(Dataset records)
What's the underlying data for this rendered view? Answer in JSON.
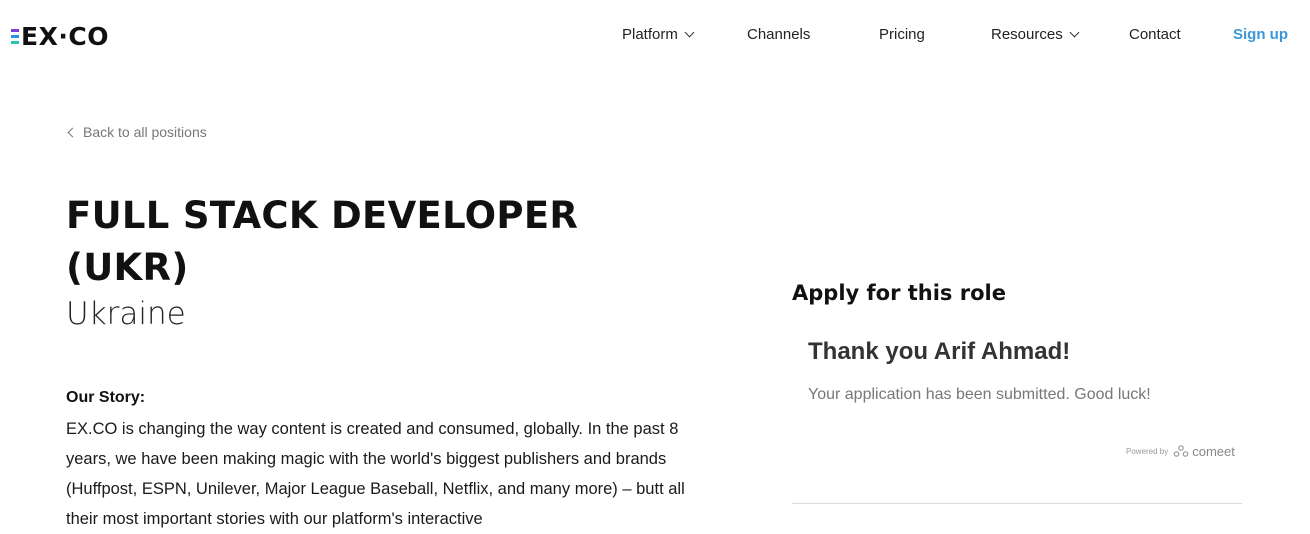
{
  "nav": {
    "logo": "EX·CO",
    "items": [
      {
        "label": "Platform",
        "has_dropdown": true
      },
      {
        "label": "Channels",
        "has_dropdown": false
      },
      {
        "label": "Pricing",
        "has_dropdown": false
      },
      {
        "label": "Resources",
        "has_dropdown": true
      },
      {
        "label": "Contact",
        "has_dropdown": false
      }
    ],
    "signup_label": "Sign up"
  },
  "back_link": "Back to all positions",
  "job": {
    "title": "FULL STACK DEVELOPER (UKR)",
    "location": "Ukraine"
  },
  "story": {
    "heading": "Our Story:",
    "text": "EX.CO is changing the way content is created and consumed, globally. In the past 8 years, we have been making magic with the world's biggest publishers and brands (Huffpost, ESPN, Unilever, Major League Baseball, Netflix, and many more) – butt all their most important stories with our platform's interactive"
  },
  "apply": {
    "heading": "Apply for this role",
    "thank_you": "Thank you Arif Ahmad!",
    "message": "Your application has been submitted. Good luck!",
    "powered_by": "Powered by",
    "powered_brand": "comeet"
  },
  "colors": {
    "accent_link": "#3a97d9",
    "logo_bar_1": "#7a3fd6",
    "logo_bar_2": "#2f8fe0",
    "logo_bar_3": "#20c6b6"
  },
  "icons": [
    "chevron-down-icon",
    "chevron-left-icon",
    "comeet-logo-icon"
  ]
}
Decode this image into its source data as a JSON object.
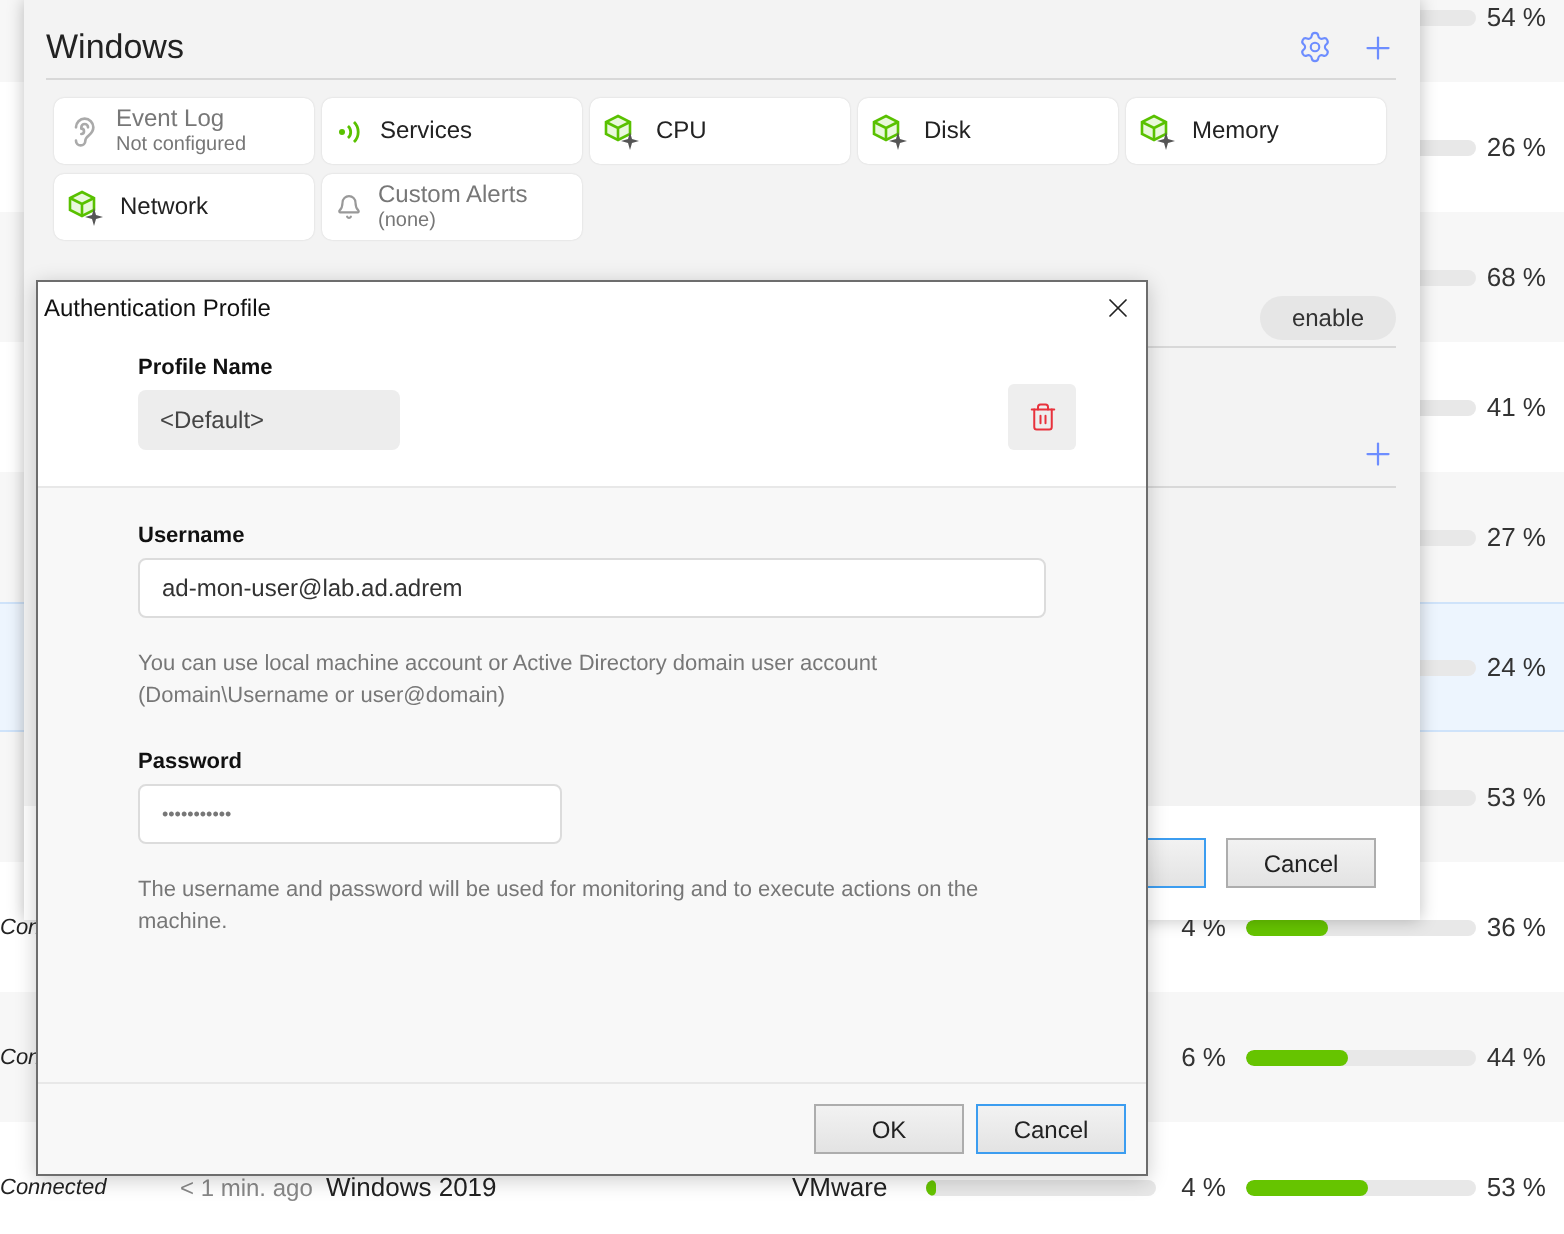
{
  "table": {
    "rows": [
      {
        "memory": {
          "text": "54 %"
        },
        "selected": false
      },
      {
        "memory": {
          "text": "26 %"
        },
        "selected": false
      },
      {
        "memory": {
          "text": "68 %"
        },
        "selected": false
      },
      {
        "memory": {
          "text": "41 %"
        },
        "selected": false
      },
      {
        "memory": {
          "text": "27 %"
        },
        "selected": false
      },
      {
        "memory": {
          "text": "24 %"
        },
        "selected": true
      },
      {
        "memory": {
          "text": "53 %"
        },
        "selected": false
      },
      {
        "status": "Con",
        "cpu": {
          "text": "4 %"
        },
        "memory": {
          "level": 0.36,
          "text": "36 %"
        },
        "selected": false
      },
      {
        "status": "Con",
        "cpu": {
          "text": "6 %"
        },
        "memory": {
          "level": 0.44,
          "text": "44 %"
        },
        "selected": false
      },
      {
        "status": "Connected",
        "time": "< 1 min. ago",
        "os": "Windows 2019",
        "vendor": "VMware",
        "cpu": {
          "level": 0.04,
          "text": "4 %"
        },
        "memory": {
          "level": 0.53,
          "text": "53 %"
        },
        "selected": false
      }
    ]
  },
  "panel": {
    "title": "Windows",
    "tiles": [
      {
        "label": "Event Log",
        "sub": "Not configured",
        "kind": "ear",
        "configured": false
      },
      {
        "label": "Services",
        "kind": "signal",
        "configured": true
      },
      {
        "label": "CPU",
        "kind": "cube",
        "configured": true
      },
      {
        "label": "Disk",
        "kind": "cube",
        "configured": true
      },
      {
        "label": "Memory",
        "kind": "cube",
        "configured": true
      },
      {
        "label": "Network",
        "kind": "cube",
        "configured": true
      },
      {
        "label": "Custom Alerts",
        "sub": "(none)",
        "kind": "bell",
        "configured": false
      }
    ],
    "enable_button": "enable",
    "buttons": [
      {
        "focused": true
      },
      {
        "label": "Cancel",
        "focused": false
      }
    ]
  },
  "dialog": {
    "title": "Authentication Profile",
    "profile_label": "Profile Name",
    "profile_value": "<Default>",
    "username_label": "Username",
    "username_value": "ad-mon-user@lab.ad.adrem",
    "username_hint": "You can use local machine account or Active Directory domain user account (Domain\\Username or user@domain)",
    "password_label": "Password",
    "password_value": "•••••••••••",
    "password_hint": "The username and password will be used for monitoring and to execute actions on the machine.",
    "buttons": [
      {
        "label": "OK",
        "focused": false
      },
      {
        "label": "Cancel",
        "focused": true
      }
    ]
  }
}
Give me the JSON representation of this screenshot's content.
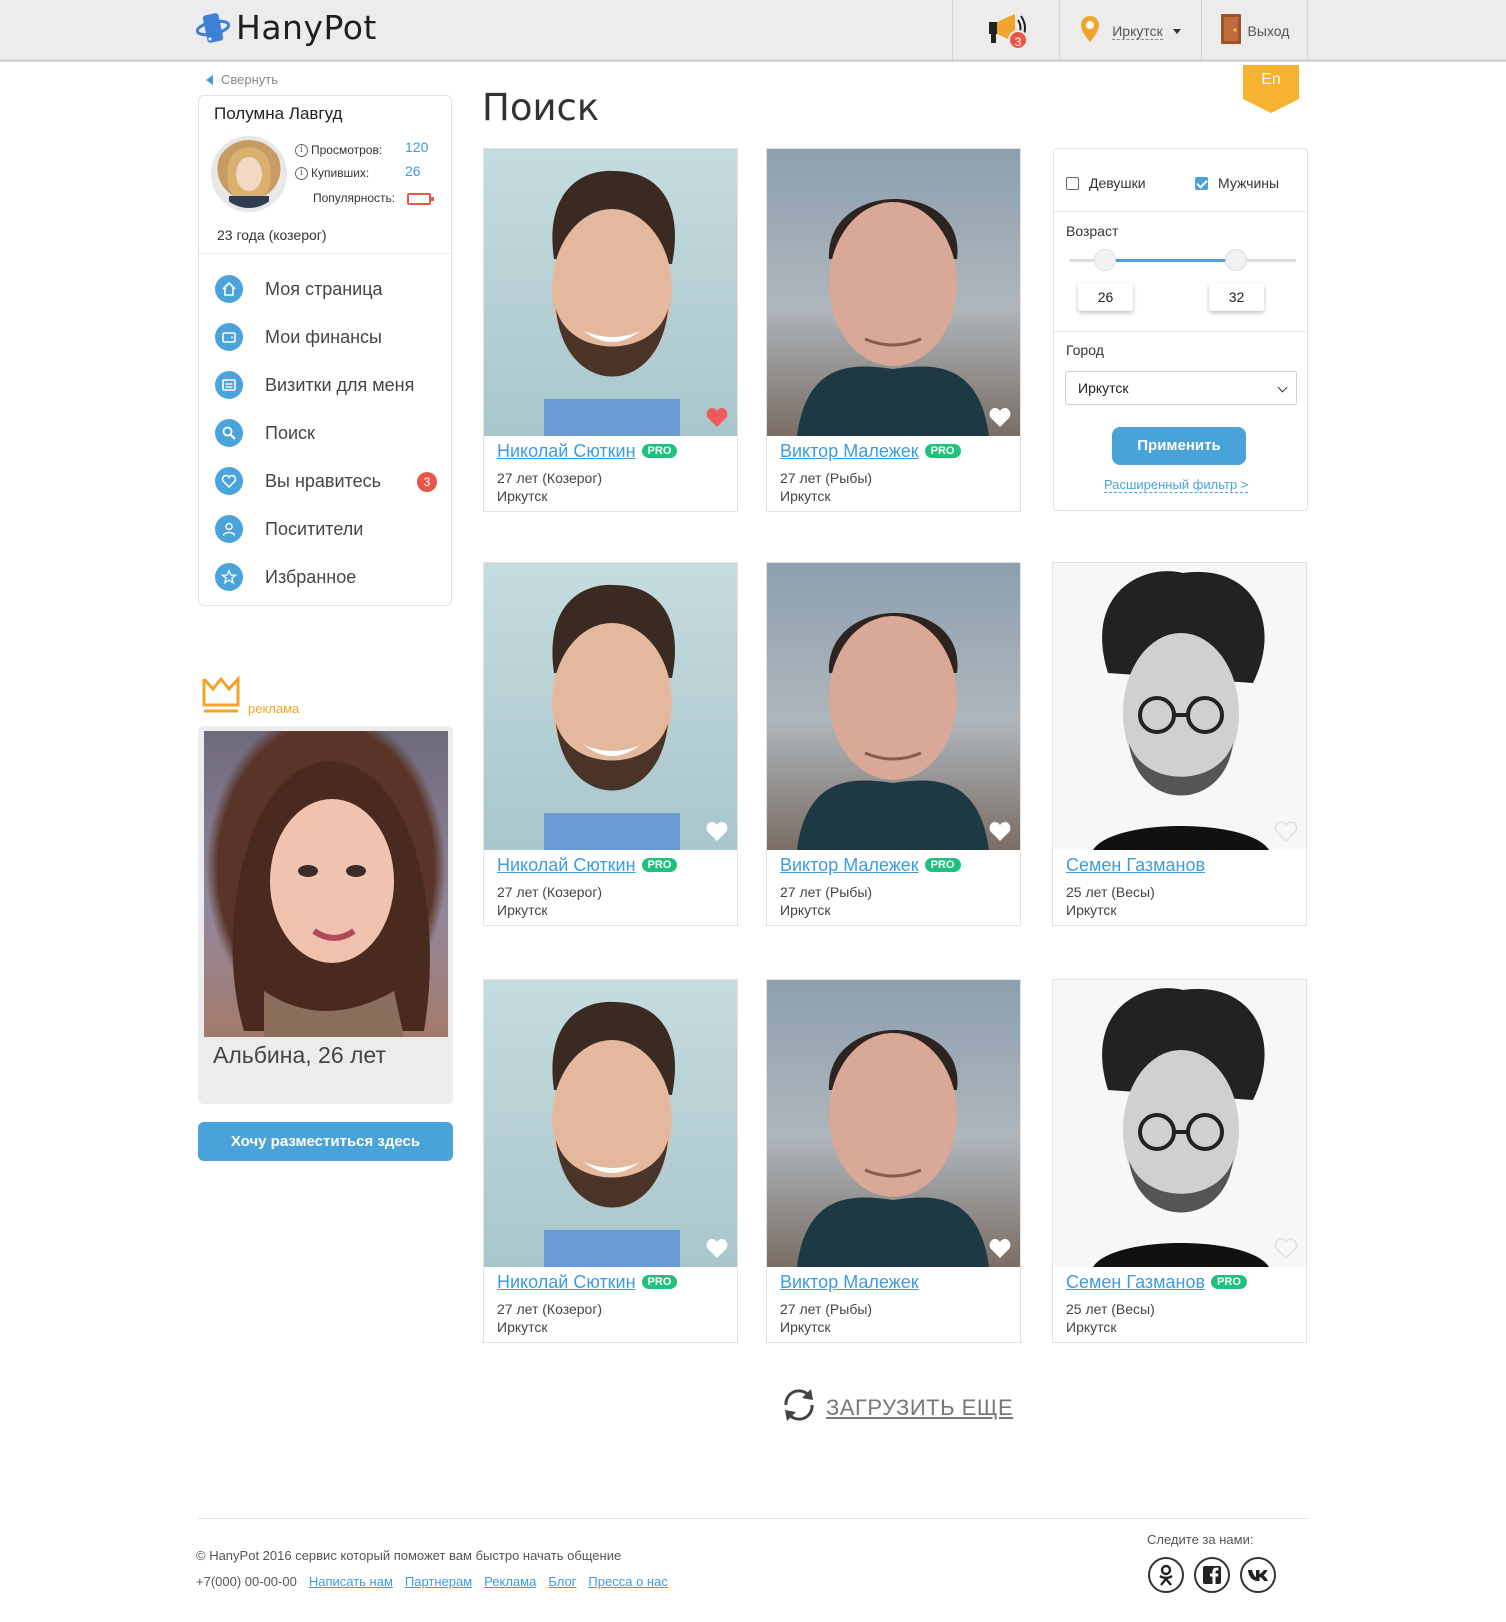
{
  "header": {
    "logo_text": "HanyPot",
    "notifications_count": "3",
    "city": "Иркутск",
    "exit_label": "Выход",
    "lang": "En"
  },
  "sidebar": {
    "collapse_label": "Свернуть",
    "profile": {
      "name": "Полумна Лавгуд",
      "views_label": "Просмотров:",
      "views": "120",
      "buyers_label": "Купивших:",
      "buyers": "26",
      "popularity_label": "Популярность:",
      "age_line": "23 года (козерог)"
    },
    "nav": [
      {
        "label": "Моя страница",
        "icon": "home-icon"
      },
      {
        "label": "Мои финансы",
        "icon": "wallet-icon"
      },
      {
        "label": "Визитки для меня",
        "icon": "card-icon"
      },
      {
        "label": "Поиск",
        "icon": "search-icon"
      },
      {
        "label": "Вы нравитесь",
        "icon": "heart-icon",
        "badge": "3"
      },
      {
        "label": "Поситители",
        "icon": "user-icon"
      },
      {
        "label": "Избранное",
        "icon": "star-icon"
      }
    ],
    "ad": {
      "label": "реклама",
      "caption": "Альбина, 26 лет",
      "button": "Хочу разместиться здесь"
    }
  },
  "main": {
    "title": "Поиск",
    "cards": [
      {
        "name": "Николай Сюткин",
        "pro": "PRO",
        "age": "27 лет (Козерог)",
        "city": "Иркутск",
        "liked": true
      },
      {
        "name": "Виктор Малежек",
        "pro": "PRO",
        "age": "27 лет (Рыбы)",
        "city": "Иркутск",
        "liked": false
      },
      {
        "name": "Николай Сюткин",
        "pro": "PRO",
        "age": "27 лет (Козерог)",
        "city": "Иркутск",
        "liked": false
      },
      {
        "name": "Виктор Малежек",
        "pro": "PRO",
        "age": "27 лет (Рыбы)",
        "city": "Иркутск",
        "liked": false
      },
      {
        "name": "Семен Газманов",
        "pro": "",
        "age": "25 лет (Весы)",
        "city": "Иркутск",
        "liked": false
      },
      {
        "name": "Николай Сюткин",
        "pro": "PRO",
        "age": "27 лет (Козерог)",
        "city": "Иркутск",
        "liked": false
      },
      {
        "name": "Виктор Малежек",
        "pro": "",
        "age": "27 лет (Рыбы)",
        "city": "Иркутск",
        "liked": false
      },
      {
        "name": "Семен Газманов",
        "pro": "PRO",
        "age": "25 лет (Весы)",
        "city": "Иркутск",
        "liked": false
      }
    ],
    "load_more": "ЗАГРУЗИТЬ ЕЩЕ"
  },
  "filter": {
    "girls_label": "Девушки",
    "girls_checked": false,
    "men_label": "Мужчины",
    "men_checked": true,
    "age_label": "Возраст",
    "age_min": "26",
    "age_max": "32",
    "city_label": "Город",
    "city_value": "Иркутск",
    "apply_label": "Применить",
    "advanced_label": "Расширенный фильтр >"
  },
  "footer": {
    "copyright": "© HanyPot 2016 сервис который поможет вам быстро начать общение",
    "phone": "+7(000) 00-00-00",
    "links": [
      "Написать нам",
      "Партнерам",
      "Реклама",
      "Блог",
      "Пресса о нас"
    ],
    "follow_label": "Следите за нами:",
    "social": [
      "odnoklassniki-icon",
      "facebook-icon",
      "vk-icon"
    ]
  },
  "colors": {
    "accent": "#4aa3d8",
    "link": "#3d9be0",
    "badge": "#e8564a",
    "pro": "#1ec27e",
    "ad": "#f0a42b"
  }
}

Exercise requirements:
Count the lines of the data that include the string "heading", and give only that number.

Result:
2